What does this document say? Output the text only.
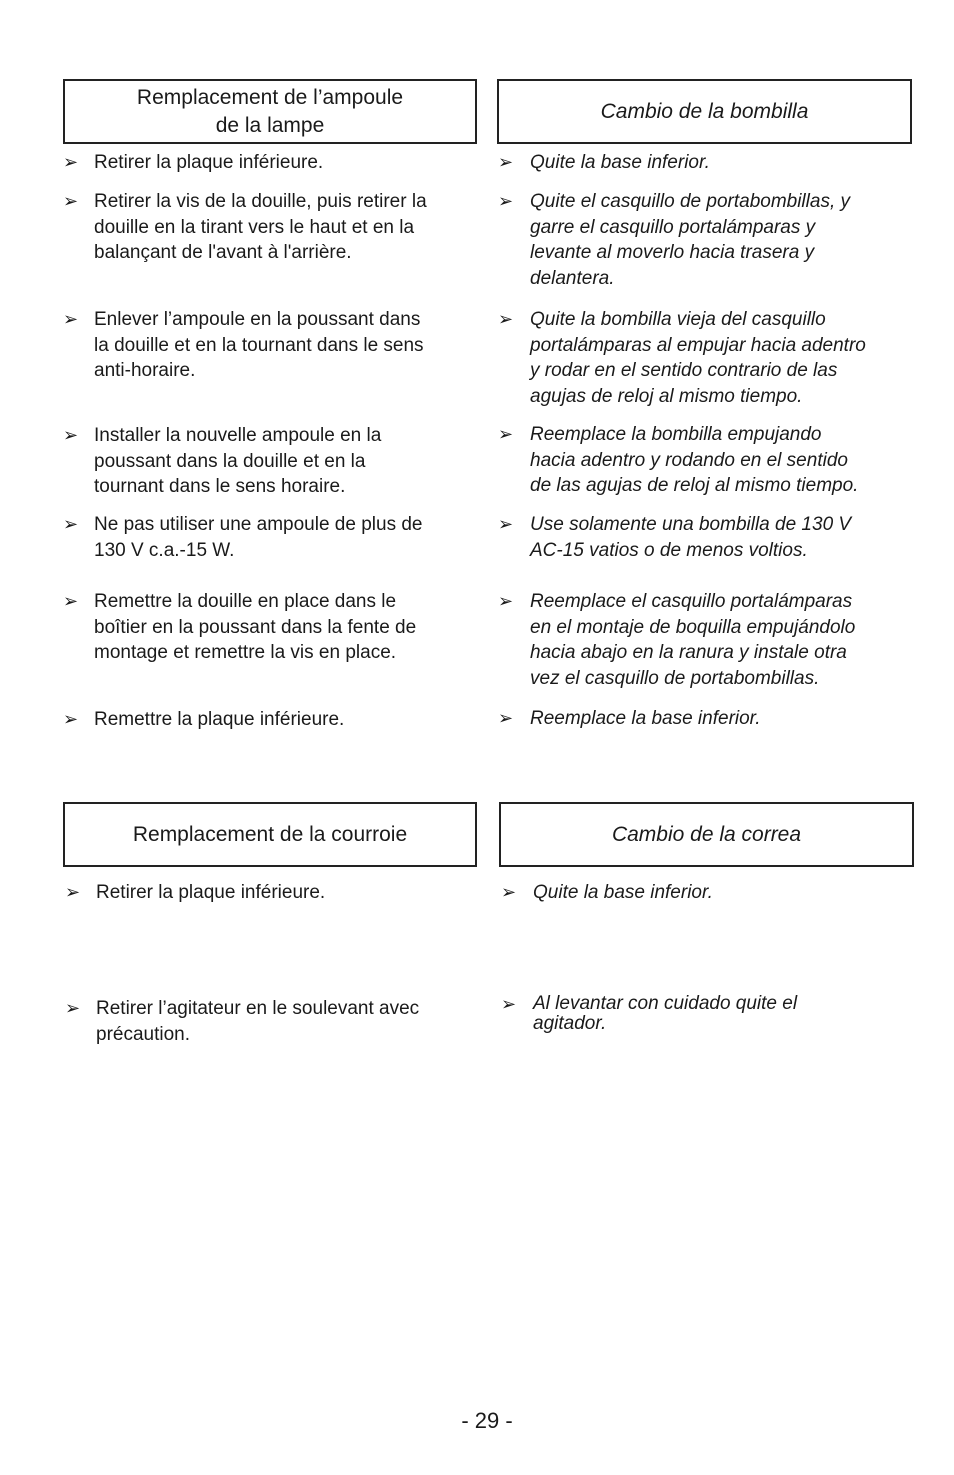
Remplacement de l’ampoule
de la lampe
Cambio de la bombilla
➢ Retirer la plaque inférieure.
➢ Retirer la vis de la douille, puis retirer la
douille en la tirant vers le haut et en la
balançant de l'avant à l'arrière.
➢ Enlever l’ampoule en la poussant dans
la douille et en la tournant dans le sens
anti-horaire.
➢ Installer la nouvelle ampoule en la
poussant dans la douille et en la
tournant dans le sens horaire.
➢ Ne pas utiliser une ampoule de plus de
130 V c.a.-15 W.
➢ Remettre la douille en place dans le
boîtier en la poussant dans la fente de
montage et remettre la vis en place.
➢ Remettre la plaque inférieure.
➢ Quite la base inferior.
➢ Quite el casquillo de portabombillas, y
garre el casquillo portalámparas y
levante al moverlo hacia trasera y
delantera.
➢ Quite la bombilla vieja del casquillo
portalámparas al empujar hacia adentro
y rodar en el sentido contrario de las
agujas de reloj al mismo tiempo.
➢ Reemplace la bombilla empujando
hacia adentro y rodando en el sentido
de las agujas de reloj al mismo tiempo.
➢ Use solamente una bombilla de 130 V
AC-15 vatios o de menos voltios.
➢ Reemplace el casquillo portalámparas
en el montaje de boquilla empujándolo
hacia abajo en la ranura y instale otra
vez el casquillo de portabombillas.
➢ Reemplace la base inferior.
Remplacement de la courroie	Cambio de la correa
➢ Retirer la plaque inférieure.
➢ Retirer l’agitateur en le soulevant avec
précaution.
➢ Quite la base inferior.
➢ Al levantar con cuidado quite el
agitador.
- 29 -
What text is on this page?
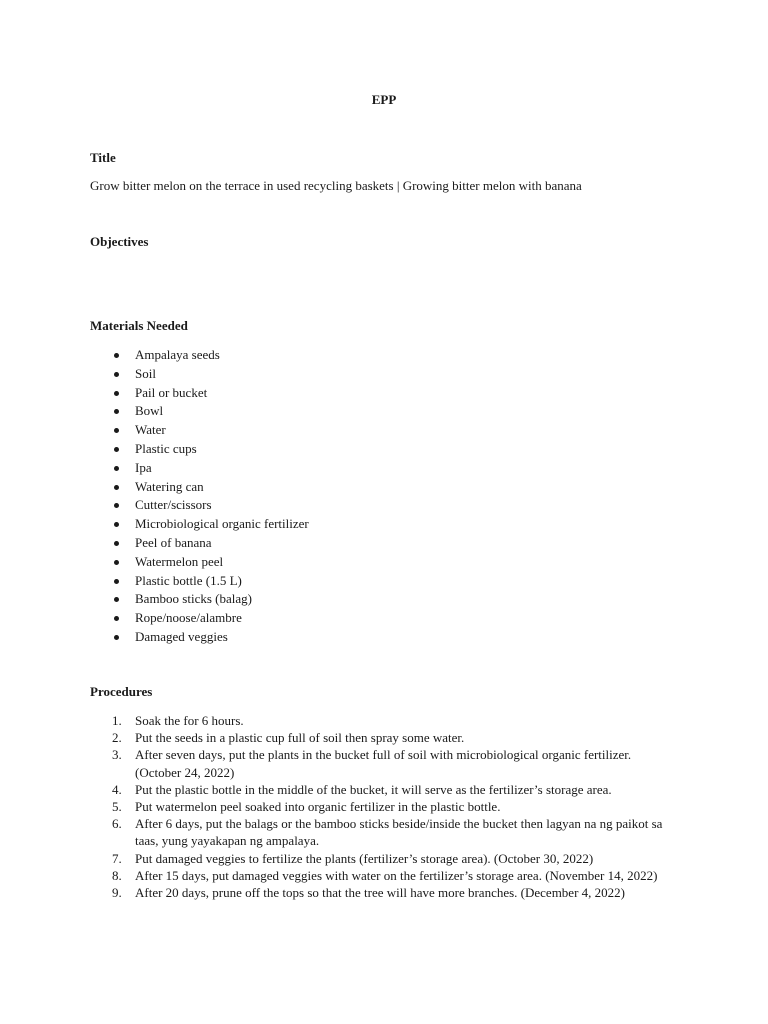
EPP
Title
Grow bitter melon on the terrace in used recycling baskets | Growing bitter melon with banana
Objectives
Materials Needed
Ampalaya seeds
Soil
Pail or bucket
Bowl
Water
Plastic cups
Ipa
Watering can
Cutter/scissors
Microbiological organic fertilizer
Peel of banana
Watermelon peel
Plastic bottle (1.5 L)
Bamboo sticks (balag)
Rope/noose/alambre
Damaged veggies
Procedures
1. Soak the for 6 hours.
2. Put the seeds in a plastic cup full of soil then spray some water.
3. After seven days, put the plants in the bucket full of soil with microbiological organic fertilizer. (October 24, 2022)
4. Put the plastic bottle in the middle of the bucket, it will serve as the fertilizer’s storage area.
5. Put watermelon peel soaked into organic fertilizer in the plastic bottle.
6. After 6 days, put the balags or the bamboo sticks beside/inside the bucket then lagyan na ng paikot sa taas, yung yayakapan ng ampalaya.
7. Put damaged veggies to fertilize the plants (fertilizer’s storage area). (October 30, 2022)
8. After 15 days, put damaged veggies with water on the fertilizer’s storage area. (November 14, 2022)
9. After 20 days, prune off the tops so that the tree will have more branches. (December 4, 2022)
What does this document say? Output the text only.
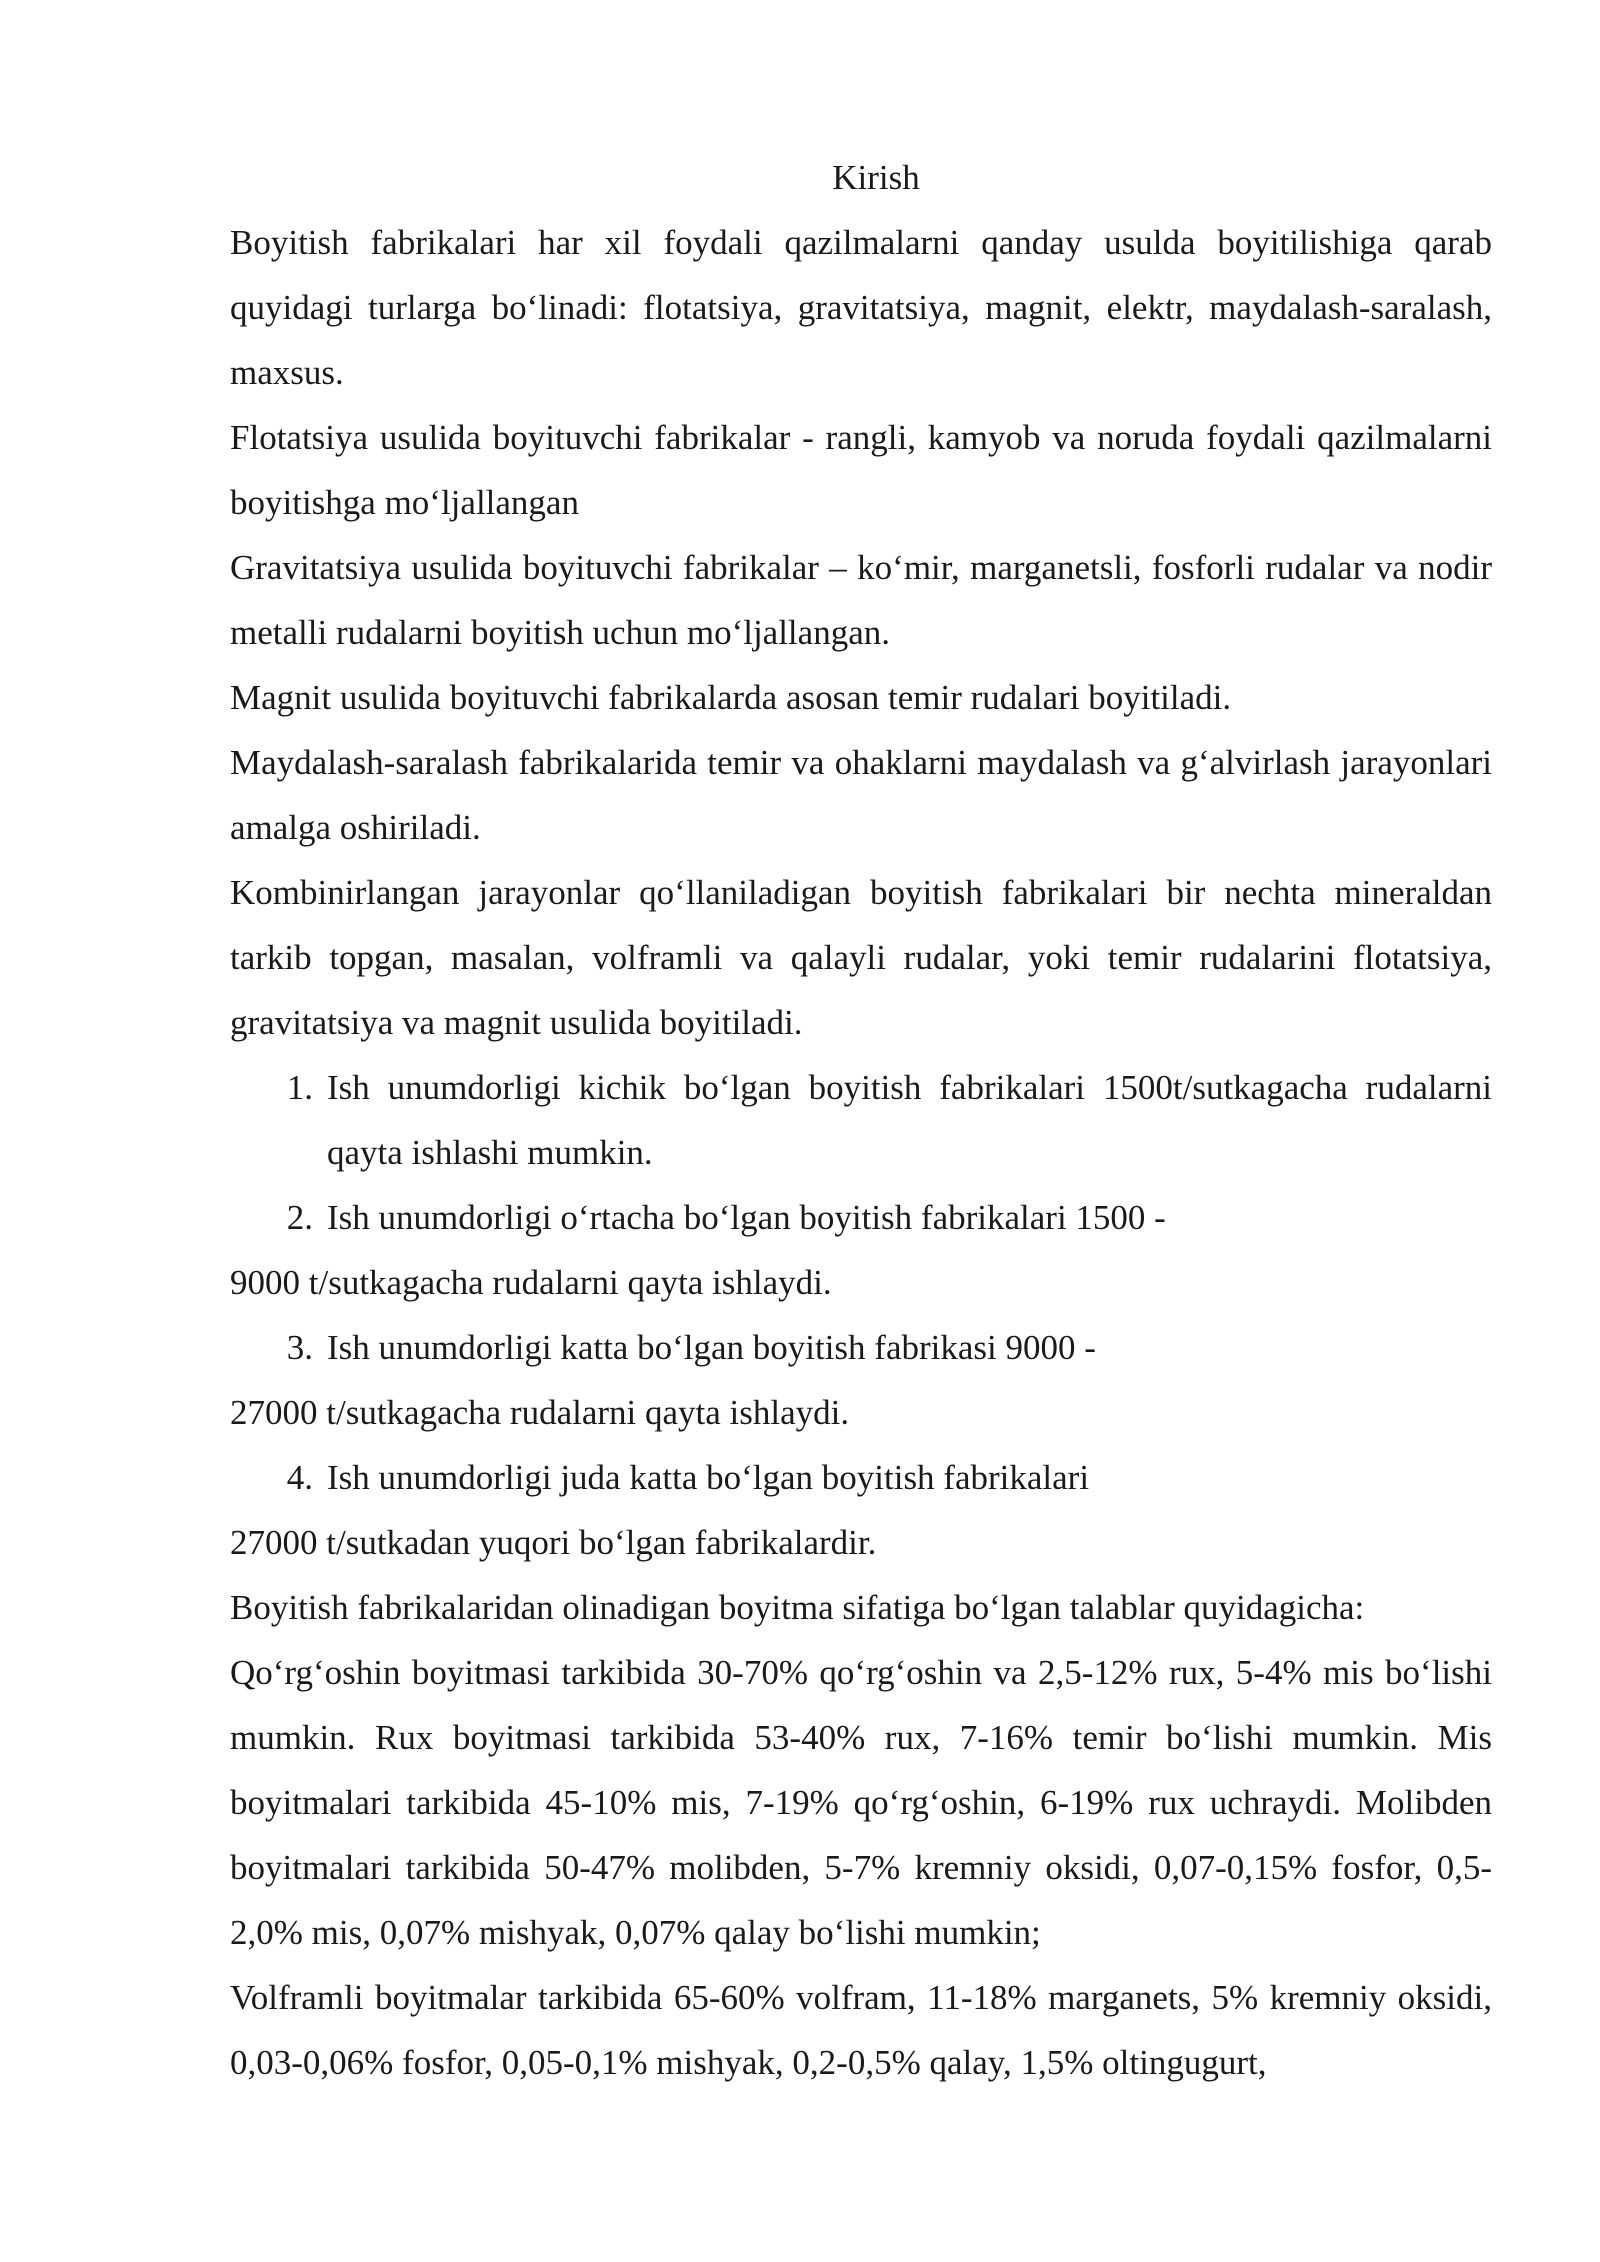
Kirish

Boyitish fabrikalari har xil foydali qazilmalarni qanday usulda boyitilishiga qarab quyidagi turlarga bo‘linadi: flotatsiya, gravitatsiya, magnit, elektr, maydalash-saralash, maxsus.

Flotatsiya usulida boyituvchi fabrikalar - rangli, kamyob va noruda foydali qazilmalarni boyitishga mo‘ljallangan

Gravitatsiya usulida boyituvchi fabrikalar – ko‘mir, marganetsli, fosforli rudalar va nodir metalli rudalarni boyitish uchun mo‘ljallangan.

Magnit usulida boyituvchi fabrikalarda asosan temir rudalari boyitiladi.

Maydalash-saralash fabrikalarida temir va ohaklarni maydalash va g‘alvirlash jarayonlari amalga oshiriladi.

Kombinirlangan jarayonlar qo‘llaniladigan boyitish fabrikalari bir nechta mineraldan tarkib topgan, masalan, volframli va qalayli rudalar, yoki temir rudalarini flotatsiya, gravitatsiya va magnit usulida boyitiladi.

1. Ish unumdorligi kichik bo‘lgan boyitish fabrikalari 1500t/sutkagacha rudalarni qayta ishlashi mumkin.
2. Ish unumdorligi o‘rtacha bo‘lgan boyitish fabrikalari 1500 -

9000 t/sutkagacha rudalarni qayta ishlaydi.

3. Ish unumdorligi katta bo‘lgan boyitish fabrikasi 9000 -

27000 t/sutkagacha rudalarni qayta ishlaydi.

4. Ish unumdorligi juda katta bo‘lgan boyitish fabrikalari

27000 t/sutkadan yuqori bo‘lgan fabrikalardir.

Boyitish fabrikalaridan olinadigan boyitma sifatiga bo‘lgan talablar quyidagicha:

Qo‘rg‘oshin boyitmasi tarkibida 30-70% qo‘rg‘oshin va 2,5-12% rux, 5-4% mis bo‘lishi mumkin. Rux boyitmasi tarkibida 53-40% rux, 7-16% temir bo‘lishi mumkin. Mis boyitmalari tarkibida 45-10% mis, 7-19% qo‘rg‘oshin, 6-19% rux uchraydi. Molibden boyitmalari tarkibida 50-47% molibden, 5-7% kremniy oksidi, 0,07-0,15% fosfor, 0,5-2,0% mis, 0,07% mishyak, 0,07% qalay bo‘lishi mumkin;

Volframli boyitmalar tarkibida 65-60% volfram, 11-18% marganets, 5% kremniy oksidi, 0,03-0,06% fosfor, 0,05-0,1% mishyak, 0,2-0,5% qalay, 1,5% oltingugurt,
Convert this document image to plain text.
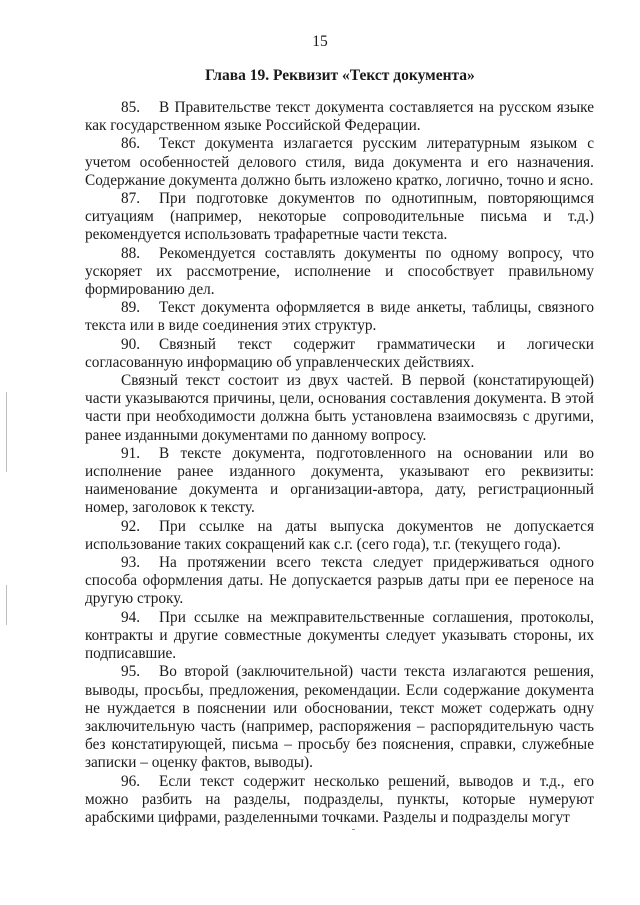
15
Глава 19. Реквизит «Текст документа»

85. В Правительстве текст документа составляется на русском языке как государственном языке Российской Федерации.

86. Текст документа излагается русским литературным языком с учетом особенностей делового стиля, вида документа и его назначения. Содержание документа должно быть изложено кратко, логично, точно и ясно.

87. При подготовке документов по однотипным, повторяющимся ситуациям (например, некоторые сопроводительные письма и т.д.) рекомендуется использовать трафаретные части текста.

88. Рекомендуется составлять документы по одному вопросу, что ускоряет их рассмотрение, исполнение и способствует правильному формированию дел.

89. Текст документа оформляется в виде анкеты, таблицы, связного текста или в виде соединения этих структур.

90. Связный текст содержит грамматически и логически согласованную информацию об управленческих действиях.

Связный текст состоит из двух частей. В первой (констатирующей) части указываются причины, цели, основания составления документа. В этой части при необходимости должна быть установлена взаимосвязь с другими, ранее изданными документами по данному вопросу.

91. В тексте документа, подготовленного на основании или во исполнение ранее изданного документа, указывают его реквизиты: наименование документа и организации-автора, дату, регистрационный номер, заголовок к тексту.

92. При ссылке на даты выпуска документов не допускается использование таких сокращений как с.г. (сего года), т.г. (текущего года).

93. На протяжении всего текста следует придерживаться одного способа оформления даты. Не допускается разрыв даты при ее переносе на другую строку.

94. При ссылке на межправительственные соглашения, протоколы, контракты и другие совместные документы следует указывать стороны, их подписавшие.

95. Во второй (заключительной) части текста излагаются решения, выводы, просьбы, предложения, рекомендации. Если содержание документа не нуждается в пояснении или обосновании, текст может содержать одну заключительную часть (например, распоряжения – распорядительную часть без констатирующей, письма – просьбу без пояснения, справки, служебные записки – оценку фактов, выводы).

96. Если текст содержит несколько решений, выводов и т.д., его можно разбить на разделы, подразделы, пункты, которые нумеруют арабскими цифрами, разделенными точками. Разделы и подразделы могут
━━━━━━━━
Problem requirements | Identify each line containing the string "ljallangan" and copy it out.

Finished exercise |
Flotatsiya usulida boyituvchi fabrikalar - rangli, kamyob va noruda foydali qazilmalarni boyitishga mo‘ljallangan
Gravitatsiya usulida boyituvchi fabrikalar – ko‘mir, marganetsli, fosforli rudalar va nodir metalli rudalarni boyitish uchun mo‘ljallangan.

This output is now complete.